### Task details
Reproduce the part of the butyric acid fermentation account that starts with "I then added" and goes on through "of calcium carbonate.".

### Reading passage
For the past month, I've been trying to collect butyric acid as a byproduct of the fermentation of sugar. I first tried to collect the whole collection of bacteria that can ferment sugar to butyric acid by innoculating a chunk of cheese with soil and allowing it to stand until the cheese began to give off the characteristic smell of butyric acid, vomit . I used this technique because I had read on Wiki that in the past, butyric acid was produced "...by the fermentation of sugar or starch, brought about by the addition of putrefying cheese, with calcium carbonate added to neutralize the acids." So then I prepared a gallon of growth solution containing 80 grams of sugar, 6 grams ammonium sulfate, 5 grams of sodium bicarbonate, 1 gram of magnesium sulfate, and 2 grams of sodium chloride, extrapolated from data from this experimental procedure:
http://www.zju.edu.cn/jzus/2005/B0511/B051105.pdf

I then added the putrified cheese and 100 grams of calcium carbonate in excess to neutralize the butyric acid that would form. The container was sealed off with a rubber stopper and a glass U-tube jetting out of the stopper hole to release outlet gases. Each day, I added 20 grams of sugar and 15 grams of calcium carbonate.

Entries drawn from a collection:

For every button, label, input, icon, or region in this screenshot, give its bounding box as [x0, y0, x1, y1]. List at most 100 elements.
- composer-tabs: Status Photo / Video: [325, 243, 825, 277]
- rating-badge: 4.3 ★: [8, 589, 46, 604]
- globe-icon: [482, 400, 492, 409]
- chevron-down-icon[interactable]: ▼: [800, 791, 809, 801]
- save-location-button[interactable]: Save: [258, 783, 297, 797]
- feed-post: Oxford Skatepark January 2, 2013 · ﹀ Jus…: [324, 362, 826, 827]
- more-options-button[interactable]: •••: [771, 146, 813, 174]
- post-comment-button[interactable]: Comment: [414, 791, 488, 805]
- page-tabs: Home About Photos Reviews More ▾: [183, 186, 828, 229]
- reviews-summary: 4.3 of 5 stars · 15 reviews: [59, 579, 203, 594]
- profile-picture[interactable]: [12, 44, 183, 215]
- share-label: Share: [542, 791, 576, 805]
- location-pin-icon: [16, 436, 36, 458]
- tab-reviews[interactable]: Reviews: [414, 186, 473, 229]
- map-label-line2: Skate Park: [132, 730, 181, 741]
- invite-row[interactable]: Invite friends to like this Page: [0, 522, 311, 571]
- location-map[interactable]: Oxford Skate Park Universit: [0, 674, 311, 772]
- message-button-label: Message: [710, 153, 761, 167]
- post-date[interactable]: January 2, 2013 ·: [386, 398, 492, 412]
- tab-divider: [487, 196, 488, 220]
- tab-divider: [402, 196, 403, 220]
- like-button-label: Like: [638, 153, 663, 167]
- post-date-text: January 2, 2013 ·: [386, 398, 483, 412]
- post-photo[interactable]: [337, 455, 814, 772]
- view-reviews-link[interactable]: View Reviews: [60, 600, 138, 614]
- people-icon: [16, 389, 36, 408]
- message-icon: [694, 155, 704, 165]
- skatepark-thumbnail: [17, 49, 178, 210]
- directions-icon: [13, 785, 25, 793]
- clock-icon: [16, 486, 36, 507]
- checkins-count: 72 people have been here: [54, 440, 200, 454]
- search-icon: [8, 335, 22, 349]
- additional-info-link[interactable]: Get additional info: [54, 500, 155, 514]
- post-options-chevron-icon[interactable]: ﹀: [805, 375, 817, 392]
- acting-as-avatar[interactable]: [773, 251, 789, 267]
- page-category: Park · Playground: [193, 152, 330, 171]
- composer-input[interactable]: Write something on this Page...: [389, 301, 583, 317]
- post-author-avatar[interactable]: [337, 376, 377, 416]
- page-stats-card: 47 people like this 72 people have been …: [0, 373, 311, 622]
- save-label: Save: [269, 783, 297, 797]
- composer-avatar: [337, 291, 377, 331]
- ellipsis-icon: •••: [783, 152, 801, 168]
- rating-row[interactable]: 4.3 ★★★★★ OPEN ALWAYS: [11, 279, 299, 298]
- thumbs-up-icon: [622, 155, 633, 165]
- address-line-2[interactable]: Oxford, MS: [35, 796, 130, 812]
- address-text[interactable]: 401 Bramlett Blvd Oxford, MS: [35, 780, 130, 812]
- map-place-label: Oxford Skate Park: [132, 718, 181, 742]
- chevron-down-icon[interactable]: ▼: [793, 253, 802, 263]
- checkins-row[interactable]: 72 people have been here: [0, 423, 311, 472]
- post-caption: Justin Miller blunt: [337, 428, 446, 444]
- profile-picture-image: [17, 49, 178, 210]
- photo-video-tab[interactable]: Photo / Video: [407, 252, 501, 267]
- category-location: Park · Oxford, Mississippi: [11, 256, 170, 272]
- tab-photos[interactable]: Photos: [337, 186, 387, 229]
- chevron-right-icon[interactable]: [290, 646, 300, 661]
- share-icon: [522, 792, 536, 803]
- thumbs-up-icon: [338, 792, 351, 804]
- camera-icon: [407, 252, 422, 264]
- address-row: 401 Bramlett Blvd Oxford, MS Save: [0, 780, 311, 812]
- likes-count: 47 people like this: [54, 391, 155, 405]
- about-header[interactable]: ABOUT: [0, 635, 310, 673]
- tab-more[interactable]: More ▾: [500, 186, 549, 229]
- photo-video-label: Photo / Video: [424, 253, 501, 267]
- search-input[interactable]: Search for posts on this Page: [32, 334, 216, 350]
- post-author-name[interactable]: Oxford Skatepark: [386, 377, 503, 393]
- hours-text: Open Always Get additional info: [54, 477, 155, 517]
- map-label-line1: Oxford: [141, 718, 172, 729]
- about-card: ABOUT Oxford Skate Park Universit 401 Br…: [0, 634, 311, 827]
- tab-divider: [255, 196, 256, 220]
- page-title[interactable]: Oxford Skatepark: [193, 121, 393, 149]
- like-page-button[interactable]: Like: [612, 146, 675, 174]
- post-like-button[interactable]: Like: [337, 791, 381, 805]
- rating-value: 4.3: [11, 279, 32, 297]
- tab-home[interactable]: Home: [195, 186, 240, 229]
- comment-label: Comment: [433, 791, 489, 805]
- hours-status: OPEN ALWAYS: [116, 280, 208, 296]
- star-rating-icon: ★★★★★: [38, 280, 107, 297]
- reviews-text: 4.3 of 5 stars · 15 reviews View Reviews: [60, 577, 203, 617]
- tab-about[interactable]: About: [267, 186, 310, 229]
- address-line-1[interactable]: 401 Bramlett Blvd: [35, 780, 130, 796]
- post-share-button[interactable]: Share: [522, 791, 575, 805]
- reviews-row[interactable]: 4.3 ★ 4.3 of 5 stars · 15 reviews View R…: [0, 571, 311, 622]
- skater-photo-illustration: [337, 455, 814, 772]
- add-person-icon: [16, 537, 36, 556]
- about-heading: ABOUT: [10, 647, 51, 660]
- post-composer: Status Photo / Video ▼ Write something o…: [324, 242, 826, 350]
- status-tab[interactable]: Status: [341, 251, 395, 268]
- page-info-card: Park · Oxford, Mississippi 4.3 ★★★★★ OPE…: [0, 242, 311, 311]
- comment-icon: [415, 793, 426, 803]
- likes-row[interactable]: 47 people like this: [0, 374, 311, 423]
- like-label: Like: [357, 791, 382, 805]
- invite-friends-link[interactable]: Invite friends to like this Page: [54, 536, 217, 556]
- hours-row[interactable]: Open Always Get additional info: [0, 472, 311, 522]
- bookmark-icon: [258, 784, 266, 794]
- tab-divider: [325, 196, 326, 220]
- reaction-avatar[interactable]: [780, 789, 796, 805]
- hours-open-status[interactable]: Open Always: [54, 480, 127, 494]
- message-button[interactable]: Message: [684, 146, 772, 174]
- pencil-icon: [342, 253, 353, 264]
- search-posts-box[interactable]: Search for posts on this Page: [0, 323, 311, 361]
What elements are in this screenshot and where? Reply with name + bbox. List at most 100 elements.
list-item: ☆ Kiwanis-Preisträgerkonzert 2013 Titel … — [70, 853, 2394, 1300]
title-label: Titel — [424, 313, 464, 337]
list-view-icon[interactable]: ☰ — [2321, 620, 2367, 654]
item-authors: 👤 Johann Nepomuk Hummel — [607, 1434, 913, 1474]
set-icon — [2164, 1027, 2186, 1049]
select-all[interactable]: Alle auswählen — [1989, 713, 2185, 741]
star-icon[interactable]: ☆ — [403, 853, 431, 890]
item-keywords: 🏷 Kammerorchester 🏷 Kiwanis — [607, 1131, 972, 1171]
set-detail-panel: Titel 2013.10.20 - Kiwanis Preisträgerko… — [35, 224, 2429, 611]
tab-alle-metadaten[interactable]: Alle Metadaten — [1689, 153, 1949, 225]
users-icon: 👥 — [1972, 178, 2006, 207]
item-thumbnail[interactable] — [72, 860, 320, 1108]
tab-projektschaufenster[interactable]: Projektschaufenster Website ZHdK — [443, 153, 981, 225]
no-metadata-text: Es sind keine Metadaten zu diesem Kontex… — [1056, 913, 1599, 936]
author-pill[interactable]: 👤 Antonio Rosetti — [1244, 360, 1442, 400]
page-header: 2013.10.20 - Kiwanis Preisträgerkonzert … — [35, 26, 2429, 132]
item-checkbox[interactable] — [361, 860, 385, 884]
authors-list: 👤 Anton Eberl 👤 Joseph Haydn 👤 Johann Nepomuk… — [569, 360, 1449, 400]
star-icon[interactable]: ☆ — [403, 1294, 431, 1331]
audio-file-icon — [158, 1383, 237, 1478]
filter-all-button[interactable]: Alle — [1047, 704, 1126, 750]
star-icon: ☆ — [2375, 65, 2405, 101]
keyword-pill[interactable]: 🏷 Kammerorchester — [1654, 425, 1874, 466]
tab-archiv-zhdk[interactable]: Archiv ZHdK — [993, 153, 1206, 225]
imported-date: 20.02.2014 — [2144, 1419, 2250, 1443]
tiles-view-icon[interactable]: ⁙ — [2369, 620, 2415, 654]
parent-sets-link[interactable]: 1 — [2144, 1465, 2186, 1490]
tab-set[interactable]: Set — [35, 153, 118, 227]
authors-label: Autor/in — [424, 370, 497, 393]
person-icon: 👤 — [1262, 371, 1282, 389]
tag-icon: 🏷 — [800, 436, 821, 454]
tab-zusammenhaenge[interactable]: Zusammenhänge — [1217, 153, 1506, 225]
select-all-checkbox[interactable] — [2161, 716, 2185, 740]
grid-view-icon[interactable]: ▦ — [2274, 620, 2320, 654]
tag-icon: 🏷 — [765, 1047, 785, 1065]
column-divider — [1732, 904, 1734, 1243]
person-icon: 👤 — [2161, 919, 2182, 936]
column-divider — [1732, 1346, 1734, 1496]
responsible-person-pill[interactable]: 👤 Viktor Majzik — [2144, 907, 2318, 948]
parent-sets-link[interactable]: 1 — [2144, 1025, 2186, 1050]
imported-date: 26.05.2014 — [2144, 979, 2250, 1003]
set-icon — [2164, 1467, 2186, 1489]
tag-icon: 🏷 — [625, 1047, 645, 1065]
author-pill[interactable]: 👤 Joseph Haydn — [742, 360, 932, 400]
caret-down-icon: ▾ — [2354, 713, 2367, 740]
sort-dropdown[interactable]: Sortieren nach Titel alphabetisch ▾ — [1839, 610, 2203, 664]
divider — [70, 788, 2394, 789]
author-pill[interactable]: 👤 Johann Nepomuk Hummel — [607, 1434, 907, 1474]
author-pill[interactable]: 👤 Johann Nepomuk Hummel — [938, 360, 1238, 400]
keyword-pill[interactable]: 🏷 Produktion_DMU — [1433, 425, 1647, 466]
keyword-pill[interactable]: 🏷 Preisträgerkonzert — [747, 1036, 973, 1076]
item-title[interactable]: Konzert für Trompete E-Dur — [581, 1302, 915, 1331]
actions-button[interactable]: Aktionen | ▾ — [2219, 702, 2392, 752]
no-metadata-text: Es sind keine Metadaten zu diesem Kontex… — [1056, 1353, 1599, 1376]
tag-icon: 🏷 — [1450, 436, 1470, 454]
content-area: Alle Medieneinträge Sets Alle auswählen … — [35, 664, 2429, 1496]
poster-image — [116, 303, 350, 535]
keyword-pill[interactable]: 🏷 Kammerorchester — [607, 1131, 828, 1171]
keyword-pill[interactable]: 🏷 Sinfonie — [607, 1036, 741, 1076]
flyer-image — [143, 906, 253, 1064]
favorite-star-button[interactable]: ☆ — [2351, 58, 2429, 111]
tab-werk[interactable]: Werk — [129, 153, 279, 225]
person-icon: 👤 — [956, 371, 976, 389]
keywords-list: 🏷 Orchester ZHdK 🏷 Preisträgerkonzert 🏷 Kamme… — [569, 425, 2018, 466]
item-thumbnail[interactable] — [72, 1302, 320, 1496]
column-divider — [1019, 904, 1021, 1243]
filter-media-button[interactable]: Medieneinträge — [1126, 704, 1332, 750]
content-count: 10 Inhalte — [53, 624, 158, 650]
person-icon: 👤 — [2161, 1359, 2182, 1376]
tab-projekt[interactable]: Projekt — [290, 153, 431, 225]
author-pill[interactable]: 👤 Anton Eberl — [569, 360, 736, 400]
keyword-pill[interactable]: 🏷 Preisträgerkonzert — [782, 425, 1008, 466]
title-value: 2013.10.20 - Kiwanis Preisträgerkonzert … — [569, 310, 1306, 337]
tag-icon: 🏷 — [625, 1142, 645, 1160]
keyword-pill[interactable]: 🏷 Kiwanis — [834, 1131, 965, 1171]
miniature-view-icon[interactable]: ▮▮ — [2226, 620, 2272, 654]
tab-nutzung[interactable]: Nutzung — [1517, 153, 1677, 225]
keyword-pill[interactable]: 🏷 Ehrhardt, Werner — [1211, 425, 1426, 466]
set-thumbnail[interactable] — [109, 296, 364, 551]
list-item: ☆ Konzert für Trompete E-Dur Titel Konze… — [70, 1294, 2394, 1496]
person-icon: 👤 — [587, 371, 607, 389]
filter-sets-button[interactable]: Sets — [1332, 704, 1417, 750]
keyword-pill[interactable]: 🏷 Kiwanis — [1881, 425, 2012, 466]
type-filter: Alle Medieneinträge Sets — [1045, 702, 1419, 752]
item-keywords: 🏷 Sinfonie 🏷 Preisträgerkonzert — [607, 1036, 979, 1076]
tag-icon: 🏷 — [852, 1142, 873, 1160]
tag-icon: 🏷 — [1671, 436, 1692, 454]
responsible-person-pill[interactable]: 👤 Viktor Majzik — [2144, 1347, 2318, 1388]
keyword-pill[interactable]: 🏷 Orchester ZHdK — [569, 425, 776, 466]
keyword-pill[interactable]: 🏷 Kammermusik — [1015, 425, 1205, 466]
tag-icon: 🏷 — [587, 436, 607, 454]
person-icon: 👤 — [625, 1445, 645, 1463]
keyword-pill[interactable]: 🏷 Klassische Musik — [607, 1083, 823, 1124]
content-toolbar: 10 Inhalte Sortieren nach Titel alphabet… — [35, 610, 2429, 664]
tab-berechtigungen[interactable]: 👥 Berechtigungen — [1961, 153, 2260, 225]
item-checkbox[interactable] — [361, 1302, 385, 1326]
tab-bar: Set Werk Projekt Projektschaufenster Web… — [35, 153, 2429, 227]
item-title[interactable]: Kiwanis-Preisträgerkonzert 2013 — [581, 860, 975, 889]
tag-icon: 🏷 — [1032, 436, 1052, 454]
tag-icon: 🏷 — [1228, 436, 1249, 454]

### Expected answer
I then added the putrified cheese and 100 grams of calcium carbonate in excess to neutralize the butyric acid that would form. The container was sealed off with a rubber stopper and a glass U-tube jetting out of the stopper hole to release outlet gases. Each day, I added 20 grams of sugar and 15 grams of calcium carbonate.